• Written instruction: Every line below should be repeated exactly.

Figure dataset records
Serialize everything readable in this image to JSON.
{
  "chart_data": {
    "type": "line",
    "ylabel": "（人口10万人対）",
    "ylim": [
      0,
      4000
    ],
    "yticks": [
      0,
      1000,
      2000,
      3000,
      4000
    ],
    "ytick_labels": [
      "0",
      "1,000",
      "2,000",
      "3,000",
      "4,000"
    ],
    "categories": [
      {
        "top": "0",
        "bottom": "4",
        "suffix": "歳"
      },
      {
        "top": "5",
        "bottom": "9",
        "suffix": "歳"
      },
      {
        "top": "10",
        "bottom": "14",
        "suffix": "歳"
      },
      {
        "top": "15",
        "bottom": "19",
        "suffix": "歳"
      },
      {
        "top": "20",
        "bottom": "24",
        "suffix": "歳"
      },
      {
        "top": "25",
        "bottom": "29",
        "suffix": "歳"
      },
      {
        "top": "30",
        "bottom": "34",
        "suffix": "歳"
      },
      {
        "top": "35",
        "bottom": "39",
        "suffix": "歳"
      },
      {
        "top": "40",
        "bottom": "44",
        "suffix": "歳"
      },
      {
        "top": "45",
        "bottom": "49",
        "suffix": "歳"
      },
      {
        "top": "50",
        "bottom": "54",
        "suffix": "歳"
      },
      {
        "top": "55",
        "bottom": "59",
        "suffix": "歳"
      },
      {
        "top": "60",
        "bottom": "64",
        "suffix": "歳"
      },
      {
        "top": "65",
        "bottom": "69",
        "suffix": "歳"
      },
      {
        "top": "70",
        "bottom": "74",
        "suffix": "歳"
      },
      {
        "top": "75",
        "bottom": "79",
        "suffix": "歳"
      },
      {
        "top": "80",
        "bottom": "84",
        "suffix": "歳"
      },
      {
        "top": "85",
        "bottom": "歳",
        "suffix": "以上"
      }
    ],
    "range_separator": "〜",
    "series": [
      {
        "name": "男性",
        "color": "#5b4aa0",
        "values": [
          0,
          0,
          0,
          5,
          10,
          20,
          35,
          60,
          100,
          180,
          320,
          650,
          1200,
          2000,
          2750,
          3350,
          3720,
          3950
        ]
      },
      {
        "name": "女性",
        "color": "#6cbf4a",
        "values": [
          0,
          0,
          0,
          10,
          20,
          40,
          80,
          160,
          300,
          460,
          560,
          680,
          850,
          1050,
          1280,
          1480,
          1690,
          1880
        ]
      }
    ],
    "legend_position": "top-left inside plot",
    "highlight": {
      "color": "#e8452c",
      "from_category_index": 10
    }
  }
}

• Exercise output:
Serialize everything readable in this image to JSON.
{
  "chart_data": {
    "type": "line",
    "ylabel": "（人口10万人対）",
    "ylim": [
      0,
      4000
    ],
    "yticks": [
      0,
      1000,
      2000,
      3000,
      4000
    ],
    "ytick_labels": [
      "0",
      "1,000",
      "2,000",
      "3,000",
      "4,000"
    ],
    "categories": [
      {
        "top": "0",
        "bottom": "4",
        "suffix": "歳"
      },
      {
        "top": "5",
        "bottom": "9",
        "suffix": "歳"
      },
      {
        "top": "10",
        "bottom": "14",
        "suffix": "歳"
      },
      {
        "top": "15",
        "bottom": "19",
        "suffix": "歳"
      },
      {
        "top": "20",
        "bottom": "24",
        "suffix": "歳"
      },
      {
        "top": "25",
        "bottom": "29",
        "suffix": "歳"
      },
      {
        "top": "30",
        "bottom": "34",
        "suffix": "歳"
      },
      {
        "top": "35",
        "bottom": "39",
        "suffix": "歳"
      },
      {
        "top": "40",
        "bottom": "44",
        "suffix": "歳"
      },
      {
        "top": "45",
        "bottom": "49",
        "suffix": "歳"
      },
      {
        "top": "50",
        "bottom": "54",
        "suffix": "歳"
      },
      {
        "top": "55",
        "bottom": "59",
        "suffix": "歳"
      },
      {
        "top": "60",
        "bottom": "64",
        "suffix": "歳"
      },
      {
        "top": "65",
        "bottom": "69",
        "suffix": "歳"
      },
      {
        "top": "70",
        "bottom": "74",
        "suffix": "歳"
      },
      {
        "top": "75",
        "bottom": "79",
        "suffix": "歳"
      },
      {
        "top": "80",
        "bottom": "84",
        "suffix": "歳"
      },
      {
        "top": "85",
        "bottom": "歳",
        "suffix": "以上"
      }
    ],
    "range_separator": "〜",
    "series": [
      {
        "name": "男性",
        "color": "#5b4aa0",
        "values": [
          0,
          0,
          0,
          5,
          10,
          20,
          35,
          60,
          100,
          180,
          320,
          650,
          1200,
          2000,
          2750,
          3350,
          3720,
          3950
        ]
      },
      {
        "name": "女性",
        "color": "#6cbf4a",
        "values": [
          0,
          0,
          0,
          10,
          20,
          40,
          80,
          160,
          300,
          460,
          560,
          680,
          850,
          1050,
          1280,
          1480,
          1690,
          1880
        ]
      }
    ],
    "legend_position": "top-left inside plot",
    "highlight": {
      "color": "#e8452c",
      "from_category_index": 10
    }
  }
}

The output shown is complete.